---------- Dataset entries ----------
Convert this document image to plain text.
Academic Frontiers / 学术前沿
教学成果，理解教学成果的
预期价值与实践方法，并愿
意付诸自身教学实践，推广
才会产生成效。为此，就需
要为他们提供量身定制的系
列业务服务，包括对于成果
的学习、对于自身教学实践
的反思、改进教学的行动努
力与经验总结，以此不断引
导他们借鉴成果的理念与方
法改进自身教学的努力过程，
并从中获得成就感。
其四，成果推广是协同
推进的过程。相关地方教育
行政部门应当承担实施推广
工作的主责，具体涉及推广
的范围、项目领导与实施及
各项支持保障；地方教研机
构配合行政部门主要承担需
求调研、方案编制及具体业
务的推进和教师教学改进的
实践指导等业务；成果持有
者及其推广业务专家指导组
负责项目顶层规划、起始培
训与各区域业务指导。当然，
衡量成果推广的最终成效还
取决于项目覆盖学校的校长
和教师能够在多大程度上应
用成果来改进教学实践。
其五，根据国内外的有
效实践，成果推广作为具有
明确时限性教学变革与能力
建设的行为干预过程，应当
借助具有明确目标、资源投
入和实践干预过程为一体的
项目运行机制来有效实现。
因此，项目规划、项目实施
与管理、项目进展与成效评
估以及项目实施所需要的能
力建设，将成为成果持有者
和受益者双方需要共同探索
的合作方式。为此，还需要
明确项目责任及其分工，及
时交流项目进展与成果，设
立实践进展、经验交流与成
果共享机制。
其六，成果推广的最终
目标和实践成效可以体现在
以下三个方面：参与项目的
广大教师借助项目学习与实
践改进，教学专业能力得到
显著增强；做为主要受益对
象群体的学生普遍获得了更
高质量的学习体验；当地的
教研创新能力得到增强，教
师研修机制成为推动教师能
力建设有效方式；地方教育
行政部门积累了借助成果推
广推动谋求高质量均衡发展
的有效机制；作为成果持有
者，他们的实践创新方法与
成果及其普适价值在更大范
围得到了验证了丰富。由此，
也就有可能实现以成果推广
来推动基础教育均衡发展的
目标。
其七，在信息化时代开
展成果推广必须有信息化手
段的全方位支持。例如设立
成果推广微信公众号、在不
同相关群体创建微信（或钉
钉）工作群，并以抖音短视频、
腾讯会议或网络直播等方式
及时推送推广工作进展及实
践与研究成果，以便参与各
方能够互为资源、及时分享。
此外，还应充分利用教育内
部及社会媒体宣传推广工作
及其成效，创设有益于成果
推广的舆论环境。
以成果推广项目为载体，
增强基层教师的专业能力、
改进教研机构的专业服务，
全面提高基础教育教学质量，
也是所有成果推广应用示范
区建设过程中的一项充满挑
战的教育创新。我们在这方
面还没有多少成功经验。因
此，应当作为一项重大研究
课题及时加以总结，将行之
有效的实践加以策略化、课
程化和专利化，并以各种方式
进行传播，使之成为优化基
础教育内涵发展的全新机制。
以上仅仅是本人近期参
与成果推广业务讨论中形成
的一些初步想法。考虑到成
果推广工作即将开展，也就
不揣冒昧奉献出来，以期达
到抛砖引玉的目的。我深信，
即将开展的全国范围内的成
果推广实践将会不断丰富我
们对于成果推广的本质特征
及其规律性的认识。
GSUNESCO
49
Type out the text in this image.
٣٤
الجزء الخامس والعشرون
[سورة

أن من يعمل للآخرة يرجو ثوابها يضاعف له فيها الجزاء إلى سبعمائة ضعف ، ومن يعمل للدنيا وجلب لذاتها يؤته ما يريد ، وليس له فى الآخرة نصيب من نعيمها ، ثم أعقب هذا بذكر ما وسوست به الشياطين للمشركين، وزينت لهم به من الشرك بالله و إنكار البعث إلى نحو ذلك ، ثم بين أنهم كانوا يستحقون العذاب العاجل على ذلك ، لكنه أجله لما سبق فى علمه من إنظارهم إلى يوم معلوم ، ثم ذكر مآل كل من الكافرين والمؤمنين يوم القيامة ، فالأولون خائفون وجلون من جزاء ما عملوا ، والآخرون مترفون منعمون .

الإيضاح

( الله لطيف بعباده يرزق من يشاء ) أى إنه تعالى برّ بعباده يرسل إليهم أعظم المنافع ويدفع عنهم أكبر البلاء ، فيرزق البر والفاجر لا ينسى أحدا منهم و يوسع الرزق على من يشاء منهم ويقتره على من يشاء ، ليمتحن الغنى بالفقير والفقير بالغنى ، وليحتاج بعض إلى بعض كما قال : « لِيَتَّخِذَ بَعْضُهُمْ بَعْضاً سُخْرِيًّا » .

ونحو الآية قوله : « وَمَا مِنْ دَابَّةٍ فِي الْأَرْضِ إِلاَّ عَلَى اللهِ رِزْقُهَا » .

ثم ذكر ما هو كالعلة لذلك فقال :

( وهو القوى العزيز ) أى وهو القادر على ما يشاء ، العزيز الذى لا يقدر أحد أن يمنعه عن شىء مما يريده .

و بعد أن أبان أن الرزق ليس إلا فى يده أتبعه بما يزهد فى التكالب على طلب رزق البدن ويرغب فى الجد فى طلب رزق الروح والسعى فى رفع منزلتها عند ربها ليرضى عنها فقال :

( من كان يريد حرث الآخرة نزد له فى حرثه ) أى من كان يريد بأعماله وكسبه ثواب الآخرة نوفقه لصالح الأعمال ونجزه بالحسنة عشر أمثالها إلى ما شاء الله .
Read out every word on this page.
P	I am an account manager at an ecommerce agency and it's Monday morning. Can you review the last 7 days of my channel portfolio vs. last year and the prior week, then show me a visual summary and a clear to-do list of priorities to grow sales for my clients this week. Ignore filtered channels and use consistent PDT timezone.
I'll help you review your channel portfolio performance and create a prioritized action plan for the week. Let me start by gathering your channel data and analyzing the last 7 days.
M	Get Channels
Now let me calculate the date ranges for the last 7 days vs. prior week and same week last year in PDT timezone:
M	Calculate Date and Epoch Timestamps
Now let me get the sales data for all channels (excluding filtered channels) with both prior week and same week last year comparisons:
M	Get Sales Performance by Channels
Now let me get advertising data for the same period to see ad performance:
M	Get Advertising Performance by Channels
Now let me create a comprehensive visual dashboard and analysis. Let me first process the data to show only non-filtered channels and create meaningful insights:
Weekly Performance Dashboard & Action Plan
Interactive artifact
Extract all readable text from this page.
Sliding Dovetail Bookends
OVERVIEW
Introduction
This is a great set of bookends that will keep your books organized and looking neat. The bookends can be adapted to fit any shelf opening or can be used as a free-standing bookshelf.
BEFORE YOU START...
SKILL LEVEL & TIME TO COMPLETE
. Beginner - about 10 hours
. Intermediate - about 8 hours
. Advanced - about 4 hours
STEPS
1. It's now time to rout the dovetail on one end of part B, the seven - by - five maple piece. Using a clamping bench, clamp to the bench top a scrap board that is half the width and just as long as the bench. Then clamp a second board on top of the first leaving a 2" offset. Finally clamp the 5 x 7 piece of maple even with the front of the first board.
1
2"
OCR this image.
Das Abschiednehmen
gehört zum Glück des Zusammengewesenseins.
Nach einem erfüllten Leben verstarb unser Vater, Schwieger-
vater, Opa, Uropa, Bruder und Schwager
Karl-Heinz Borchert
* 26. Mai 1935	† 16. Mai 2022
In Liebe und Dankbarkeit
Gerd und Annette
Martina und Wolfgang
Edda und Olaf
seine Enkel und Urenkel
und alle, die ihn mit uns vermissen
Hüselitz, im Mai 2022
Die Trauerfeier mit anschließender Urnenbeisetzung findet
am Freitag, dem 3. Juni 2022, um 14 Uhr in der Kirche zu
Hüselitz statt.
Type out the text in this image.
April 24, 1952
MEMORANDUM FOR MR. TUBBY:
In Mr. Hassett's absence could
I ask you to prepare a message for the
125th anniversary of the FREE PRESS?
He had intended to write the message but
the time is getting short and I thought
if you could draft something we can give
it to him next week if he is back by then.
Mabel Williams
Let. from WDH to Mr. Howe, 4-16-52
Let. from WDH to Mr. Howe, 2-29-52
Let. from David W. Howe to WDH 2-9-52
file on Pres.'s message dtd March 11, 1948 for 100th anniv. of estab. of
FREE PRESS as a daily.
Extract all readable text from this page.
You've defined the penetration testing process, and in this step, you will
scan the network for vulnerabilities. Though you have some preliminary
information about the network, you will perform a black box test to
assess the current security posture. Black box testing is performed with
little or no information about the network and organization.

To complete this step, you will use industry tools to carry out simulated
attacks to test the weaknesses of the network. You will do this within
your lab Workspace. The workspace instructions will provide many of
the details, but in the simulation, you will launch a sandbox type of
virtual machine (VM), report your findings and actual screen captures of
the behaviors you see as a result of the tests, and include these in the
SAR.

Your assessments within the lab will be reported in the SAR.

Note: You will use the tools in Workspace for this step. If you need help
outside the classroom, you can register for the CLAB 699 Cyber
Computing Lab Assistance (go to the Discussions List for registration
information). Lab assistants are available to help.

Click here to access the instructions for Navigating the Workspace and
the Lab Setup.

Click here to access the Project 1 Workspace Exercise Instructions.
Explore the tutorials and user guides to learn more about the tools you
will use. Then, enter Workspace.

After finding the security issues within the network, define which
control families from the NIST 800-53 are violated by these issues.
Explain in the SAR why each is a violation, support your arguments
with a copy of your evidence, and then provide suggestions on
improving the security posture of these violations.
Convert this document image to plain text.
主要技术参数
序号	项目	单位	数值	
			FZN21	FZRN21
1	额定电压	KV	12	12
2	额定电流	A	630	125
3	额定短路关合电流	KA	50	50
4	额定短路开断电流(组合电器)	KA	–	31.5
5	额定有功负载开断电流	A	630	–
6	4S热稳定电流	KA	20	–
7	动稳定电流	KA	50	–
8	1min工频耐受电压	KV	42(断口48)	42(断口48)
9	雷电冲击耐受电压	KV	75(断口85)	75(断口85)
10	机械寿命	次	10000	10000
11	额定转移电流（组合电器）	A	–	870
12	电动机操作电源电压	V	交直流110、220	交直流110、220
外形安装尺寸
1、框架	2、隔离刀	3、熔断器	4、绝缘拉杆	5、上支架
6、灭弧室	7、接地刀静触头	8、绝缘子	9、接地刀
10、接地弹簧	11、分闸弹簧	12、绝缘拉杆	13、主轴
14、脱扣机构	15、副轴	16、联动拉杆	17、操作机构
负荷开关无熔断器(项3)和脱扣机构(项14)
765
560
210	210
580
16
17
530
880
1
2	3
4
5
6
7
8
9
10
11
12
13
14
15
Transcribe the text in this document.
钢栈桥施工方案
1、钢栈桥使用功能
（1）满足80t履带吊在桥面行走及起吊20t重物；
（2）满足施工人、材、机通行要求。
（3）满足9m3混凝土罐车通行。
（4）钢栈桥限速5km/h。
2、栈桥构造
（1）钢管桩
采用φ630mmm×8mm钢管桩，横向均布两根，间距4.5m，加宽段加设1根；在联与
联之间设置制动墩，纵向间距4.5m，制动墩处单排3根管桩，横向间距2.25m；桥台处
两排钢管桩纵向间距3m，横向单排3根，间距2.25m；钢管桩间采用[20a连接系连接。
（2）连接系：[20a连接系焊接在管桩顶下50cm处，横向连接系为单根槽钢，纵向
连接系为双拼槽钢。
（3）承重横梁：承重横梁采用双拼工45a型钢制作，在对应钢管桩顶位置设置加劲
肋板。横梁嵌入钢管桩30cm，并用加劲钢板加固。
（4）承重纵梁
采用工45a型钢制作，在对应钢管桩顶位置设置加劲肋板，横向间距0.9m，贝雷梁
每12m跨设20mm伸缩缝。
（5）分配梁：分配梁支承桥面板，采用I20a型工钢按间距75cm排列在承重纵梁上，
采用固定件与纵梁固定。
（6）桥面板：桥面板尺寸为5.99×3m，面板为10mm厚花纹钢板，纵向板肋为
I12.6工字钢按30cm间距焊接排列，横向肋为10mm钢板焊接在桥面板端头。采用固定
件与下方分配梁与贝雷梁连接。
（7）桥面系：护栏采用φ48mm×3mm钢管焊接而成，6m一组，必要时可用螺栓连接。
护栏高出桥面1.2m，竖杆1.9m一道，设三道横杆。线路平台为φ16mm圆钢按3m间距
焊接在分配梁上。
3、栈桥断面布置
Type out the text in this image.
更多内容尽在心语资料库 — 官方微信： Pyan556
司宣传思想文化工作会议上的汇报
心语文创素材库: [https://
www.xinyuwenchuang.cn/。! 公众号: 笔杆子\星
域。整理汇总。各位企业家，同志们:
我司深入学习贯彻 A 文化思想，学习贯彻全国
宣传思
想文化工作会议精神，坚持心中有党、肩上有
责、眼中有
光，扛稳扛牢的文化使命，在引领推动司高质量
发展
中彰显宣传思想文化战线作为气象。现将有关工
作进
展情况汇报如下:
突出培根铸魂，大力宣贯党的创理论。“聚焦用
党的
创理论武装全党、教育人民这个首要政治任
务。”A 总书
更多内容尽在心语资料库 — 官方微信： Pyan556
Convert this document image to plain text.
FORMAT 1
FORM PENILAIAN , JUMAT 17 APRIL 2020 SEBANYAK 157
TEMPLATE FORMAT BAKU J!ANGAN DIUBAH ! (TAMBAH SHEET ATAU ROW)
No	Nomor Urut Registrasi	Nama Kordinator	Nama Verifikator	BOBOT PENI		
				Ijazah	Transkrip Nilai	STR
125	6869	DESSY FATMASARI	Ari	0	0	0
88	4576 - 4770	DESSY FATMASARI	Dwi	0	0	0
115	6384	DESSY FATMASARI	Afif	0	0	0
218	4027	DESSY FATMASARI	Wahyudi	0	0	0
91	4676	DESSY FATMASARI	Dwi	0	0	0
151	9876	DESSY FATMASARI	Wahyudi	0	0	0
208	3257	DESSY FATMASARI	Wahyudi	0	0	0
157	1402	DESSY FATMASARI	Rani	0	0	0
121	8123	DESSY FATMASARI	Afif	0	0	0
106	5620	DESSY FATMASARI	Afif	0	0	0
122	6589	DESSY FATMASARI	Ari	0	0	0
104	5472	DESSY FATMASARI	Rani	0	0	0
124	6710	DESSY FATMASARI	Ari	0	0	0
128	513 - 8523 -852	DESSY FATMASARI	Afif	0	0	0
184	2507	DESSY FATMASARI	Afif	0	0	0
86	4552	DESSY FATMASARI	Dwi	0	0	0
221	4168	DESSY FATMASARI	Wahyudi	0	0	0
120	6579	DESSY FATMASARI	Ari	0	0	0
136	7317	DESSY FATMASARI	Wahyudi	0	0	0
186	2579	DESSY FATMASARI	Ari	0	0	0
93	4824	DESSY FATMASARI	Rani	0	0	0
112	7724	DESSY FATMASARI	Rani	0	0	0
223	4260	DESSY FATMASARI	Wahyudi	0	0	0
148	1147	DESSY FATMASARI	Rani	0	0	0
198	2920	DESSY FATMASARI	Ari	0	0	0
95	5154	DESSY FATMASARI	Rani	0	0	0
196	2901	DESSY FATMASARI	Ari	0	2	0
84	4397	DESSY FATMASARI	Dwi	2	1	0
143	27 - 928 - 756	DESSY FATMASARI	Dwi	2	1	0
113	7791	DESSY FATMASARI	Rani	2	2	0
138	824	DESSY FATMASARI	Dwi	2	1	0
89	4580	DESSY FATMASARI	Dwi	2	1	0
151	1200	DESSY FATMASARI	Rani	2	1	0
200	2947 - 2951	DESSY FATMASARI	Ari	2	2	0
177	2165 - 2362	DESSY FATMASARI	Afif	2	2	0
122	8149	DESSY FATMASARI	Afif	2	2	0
----------
In the listing above, find the lines holding the word "issues" and copy them.

Complete answer:
After finding the security issues within the network, define which
control families from the NIST 800-53 are violated by these issues.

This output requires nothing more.